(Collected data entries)
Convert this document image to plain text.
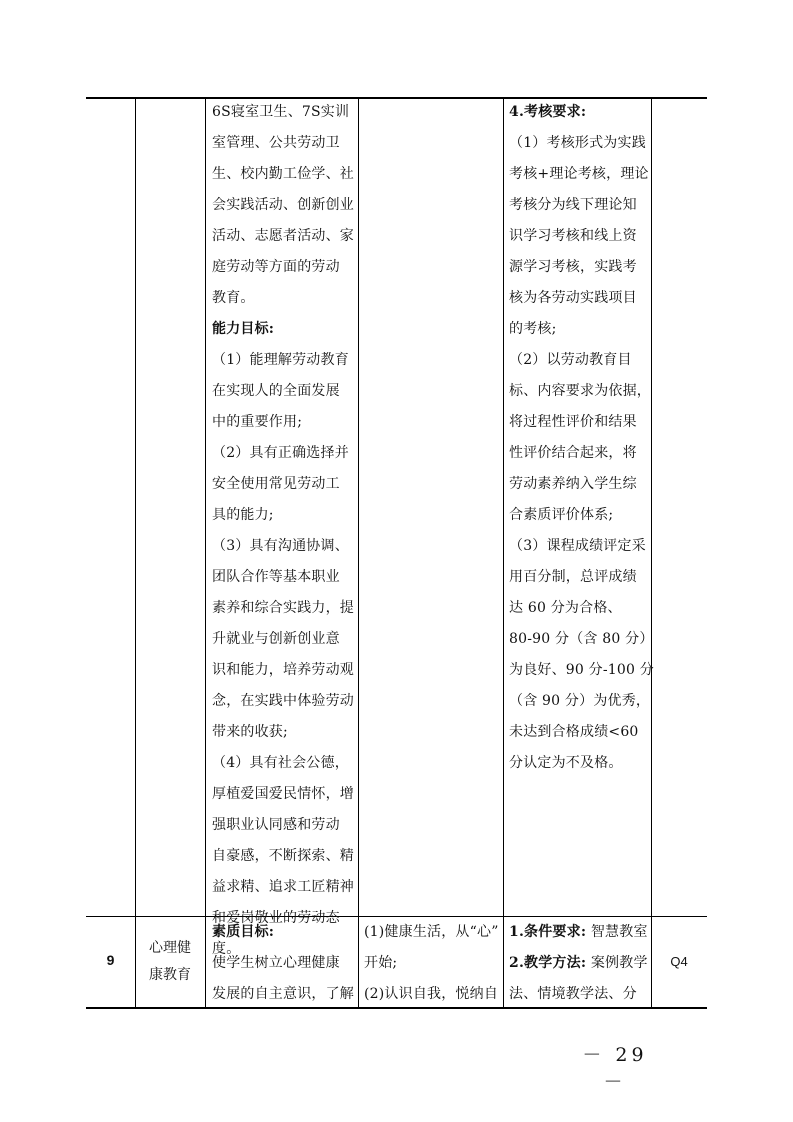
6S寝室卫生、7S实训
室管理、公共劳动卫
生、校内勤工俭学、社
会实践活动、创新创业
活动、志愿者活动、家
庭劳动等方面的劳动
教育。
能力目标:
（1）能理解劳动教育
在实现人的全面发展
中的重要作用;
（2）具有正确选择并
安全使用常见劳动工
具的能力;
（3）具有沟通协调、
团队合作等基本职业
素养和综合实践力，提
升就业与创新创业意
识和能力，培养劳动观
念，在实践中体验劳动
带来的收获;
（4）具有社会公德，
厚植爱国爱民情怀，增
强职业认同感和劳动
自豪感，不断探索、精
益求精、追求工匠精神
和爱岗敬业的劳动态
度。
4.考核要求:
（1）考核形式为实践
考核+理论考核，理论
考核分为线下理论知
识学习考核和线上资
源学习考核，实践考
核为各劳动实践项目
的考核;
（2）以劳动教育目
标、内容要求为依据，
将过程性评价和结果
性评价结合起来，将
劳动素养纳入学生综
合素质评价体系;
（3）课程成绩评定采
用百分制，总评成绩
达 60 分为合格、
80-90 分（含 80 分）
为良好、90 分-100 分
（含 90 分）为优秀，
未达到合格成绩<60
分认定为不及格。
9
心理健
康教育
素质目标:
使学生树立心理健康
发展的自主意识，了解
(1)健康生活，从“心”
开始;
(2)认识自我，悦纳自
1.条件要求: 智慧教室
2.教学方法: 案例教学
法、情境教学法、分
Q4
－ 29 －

• **JOB**:
Copy each line of the records precisely and drop any images they hold.

• **RESULT OF THE TASK**:
Convert this document image to plain text.
6S寝室卫生、7S实训
室管理、公共劳动卫
生、校内勤工俭学、社
会实践活动、创新创业
活动、志愿者活动、家
庭劳动等方面的劳动
教育。
能力目标:
（1）能理解劳动教育
在实现人的全面发展
中的重要作用;
（2）具有正确选择并
安全使用常见劳动工
具的能力;
（3）具有沟通协调、
团队合作等基本职业
素养和综合实践力，提
升就业与创新创业意
识和能力，培养劳动观
念，在实践中体验劳动
带来的收获;
（4）具有社会公德，
厚植爱国爱民情怀，增
强职业认同感和劳动
自豪感，不断探索、精
益求精、追求工匠精神
和爱岗敬业的劳动态
度。
4.考核要求:
（1）考核形式为实践
考核+理论考核，理论
考核分为线下理论知
识学习考核和线上资
源学习考核，实践考
核为各劳动实践项目
的考核;
（2）以劳动教育目
标、内容要求为依据，
将过程性评价和结果
性评价结合起来，将
劳动素养纳入学生综
合素质评价体系;
（3）课程成绩评定采
用百分制，总评成绩
达 60 分为合格、
80-90 分（含 80 分）
为良好、90 分-100 分
（含 90 分）为优秀，
未达到合格成绩<60
分认定为不及格。
9
心理健
康教育
素质目标:
使学生树立心理健康
发展的自主意识，了解
(1)健康生活，从“心”
开始;
(2)认识自我，悦纳自
1.条件要求: 智慧教室
2.教学方法: 案例教学
法、情境教学法、分
Q4
－ 29 －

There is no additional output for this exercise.